(Data records)

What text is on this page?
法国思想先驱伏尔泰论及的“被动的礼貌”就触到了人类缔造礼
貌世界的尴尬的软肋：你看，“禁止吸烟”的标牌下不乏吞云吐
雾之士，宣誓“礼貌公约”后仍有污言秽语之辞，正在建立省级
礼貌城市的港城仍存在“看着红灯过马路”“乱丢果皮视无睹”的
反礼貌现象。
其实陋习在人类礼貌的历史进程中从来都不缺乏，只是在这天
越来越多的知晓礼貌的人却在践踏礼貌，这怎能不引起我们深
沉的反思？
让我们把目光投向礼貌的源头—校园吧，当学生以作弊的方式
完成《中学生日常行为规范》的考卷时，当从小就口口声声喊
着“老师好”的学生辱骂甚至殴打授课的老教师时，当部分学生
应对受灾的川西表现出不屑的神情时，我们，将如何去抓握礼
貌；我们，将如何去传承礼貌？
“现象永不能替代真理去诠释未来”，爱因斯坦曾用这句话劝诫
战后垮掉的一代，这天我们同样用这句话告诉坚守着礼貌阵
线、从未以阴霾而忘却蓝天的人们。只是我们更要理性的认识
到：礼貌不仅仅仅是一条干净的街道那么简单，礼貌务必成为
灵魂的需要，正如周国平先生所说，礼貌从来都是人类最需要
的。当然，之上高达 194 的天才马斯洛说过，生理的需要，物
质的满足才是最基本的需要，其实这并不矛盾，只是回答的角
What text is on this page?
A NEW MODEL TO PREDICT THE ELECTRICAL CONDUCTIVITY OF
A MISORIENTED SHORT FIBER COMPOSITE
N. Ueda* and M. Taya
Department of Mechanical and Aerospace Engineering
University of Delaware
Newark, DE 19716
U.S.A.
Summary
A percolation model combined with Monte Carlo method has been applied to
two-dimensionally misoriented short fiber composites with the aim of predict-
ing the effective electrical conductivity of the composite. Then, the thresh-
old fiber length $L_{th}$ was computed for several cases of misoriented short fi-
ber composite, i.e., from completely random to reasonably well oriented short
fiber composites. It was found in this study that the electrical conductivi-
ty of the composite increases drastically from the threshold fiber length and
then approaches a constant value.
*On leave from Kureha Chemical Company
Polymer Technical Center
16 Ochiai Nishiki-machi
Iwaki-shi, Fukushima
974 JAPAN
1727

The exercise:
Return all of the entries word for word.

Exercise output:
What text is on this page?
法国思想先驱伏尔泰论及的“被动的礼貌”就触到了人类缔造礼
貌世界的尴尬的软肋：你看，“禁止吸烟”的标牌下不乏吞云吐
雾之士，宣誓“礼貌公约”后仍有污言秽语之辞，正在建立省级
礼貌城市的港城仍存在“看着红灯过马路”“乱丢果皮视无睹”的
反礼貌现象。
其实陋习在人类礼貌的历史进程中从来都不缺乏，只是在这天
越来越多的知晓礼貌的人却在践踏礼貌，这怎能不引起我们深
沉的反思？
让我们把目光投向礼貌的源头—校园吧，当学生以作弊的方式
完成《中学生日常行为规范》的考卷时，当从小就口口声声喊
着“老师好”的学生辱骂甚至殴打授课的老教师时，当部分学生
应对受灾的川西表现出不屑的神情时，我们，将如何去抓握礼
貌；我们，将如何去传承礼貌？
“现象永不能替代真理去诠释未来”，爱因斯坦曾用这句话劝诫
战后垮掉的一代，这天我们同样用这句话告诉坚守着礼貌阵
线、从未以阴霾而忘却蓝天的人们。只是我们更要理性的认识
到：礼貌不仅仅仅是一条干净的街道那么简单，礼貌务必成为
灵魂的需要，正如周国平先生所说，礼貌从来都是人类最需要
的。当然，之上高达 194 的天才马斯洛说过，生理的需要，物
质的满足才是最基本的需要，其实这并不矛盾，只是回答的角
What text is on this page?
A NEW MODEL TO PREDICT THE ELECTRICAL CONDUCTIVITY OF
A MISORIENTED SHORT FIBER COMPOSITE
N. Ueda* and M. Taya
Department of Mechanical and Aerospace Engineering
University of Delaware
Newark, DE 19716
U.S.A.
Summary
A percolation model combined with Monte Carlo method has been applied to
two-dimensionally misoriented short fiber composites with the aim of predict-
ing the effective electrical conductivity of the composite. Then, the thresh-
old fiber length $L_{th}$ was computed for several cases of misoriented short fi-
ber composite, i.e., from completely random to reasonably well oriented short
fiber composites. It was found in this study that the electrical conductivi-
ty of the composite increases drastically from the threshold fiber length and
then approaches a constant value.
*On leave from Kureha Chemical Company
Polymer Technical Center
16 Ochiai Nishiki-machi
Iwaki-shi, Fukushima
974 JAPAN
1727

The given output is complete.